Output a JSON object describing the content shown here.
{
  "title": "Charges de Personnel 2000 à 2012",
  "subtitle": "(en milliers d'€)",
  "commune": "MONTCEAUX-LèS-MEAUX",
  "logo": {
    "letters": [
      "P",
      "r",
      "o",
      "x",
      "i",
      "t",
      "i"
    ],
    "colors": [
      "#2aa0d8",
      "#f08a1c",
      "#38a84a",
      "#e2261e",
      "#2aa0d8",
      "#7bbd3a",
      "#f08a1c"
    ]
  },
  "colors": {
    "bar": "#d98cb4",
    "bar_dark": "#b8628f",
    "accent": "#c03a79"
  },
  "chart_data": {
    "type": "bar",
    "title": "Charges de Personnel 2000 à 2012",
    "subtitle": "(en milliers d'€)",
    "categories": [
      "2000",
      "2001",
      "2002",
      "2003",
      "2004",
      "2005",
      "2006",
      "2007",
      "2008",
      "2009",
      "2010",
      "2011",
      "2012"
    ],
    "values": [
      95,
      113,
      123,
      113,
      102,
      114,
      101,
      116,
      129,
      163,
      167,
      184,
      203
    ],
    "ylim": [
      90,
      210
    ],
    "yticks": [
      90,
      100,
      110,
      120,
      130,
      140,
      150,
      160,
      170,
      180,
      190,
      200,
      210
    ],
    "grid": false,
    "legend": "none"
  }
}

========================================================================

● **PROBLEM STATEMENT**: Please output the entries above, every line exactly as it reads.

● **ANSWER TO THE EXERCISE**:
Output a JSON object describing the content shown here.
{
  "title": "Charges de Personnel 2000 à 2012",
  "subtitle": "(en milliers d'€)",
  "commune": "MONTCEAUX-LèS-MEAUX",
  "logo": {
    "letters": [
      "P",
      "r",
      "o",
      "x",
      "i",
      "t",
      "i"
    ],
    "colors": [
      "#2aa0d8",
      "#f08a1c",
      "#38a84a",
      "#e2261e",
      "#2aa0d8",
      "#7bbd3a",
      "#f08a1c"
    ]
  },
  "colors": {
    "bar": "#d98cb4",
    "bar_dark": "#b8628f",
    "accent": "#c03a79"
  },
  "chart_data": {
    "type": "bar",
    "title": "Charges de Personnel 2000 à 2012",
    "subtitle": "(en milliers d'€)",
    "categories": [
      "2000",
      "2001",
      "2002",
      "2003",
      "2004",
      "2005",
      "2006",
      "2007",
      "2008",
      "2009",
      "2010",
      "2011",
      "2012"
    ],
    "values": [
      95,
      113,
      123,
      113,
      102,
      114,
      101,
      116,
      129,
      163,
      167,
      184,
      203
    ],
    "ylim": [
      90,
      210
    ],
    "yticks": [
      90,
      100,
      110,
      120,
      130,
      140,
      150,
      160,
      170,
      180,
      190,
      200,
      210
    ],
    "grid": false,
    "legend": "none"
  }
}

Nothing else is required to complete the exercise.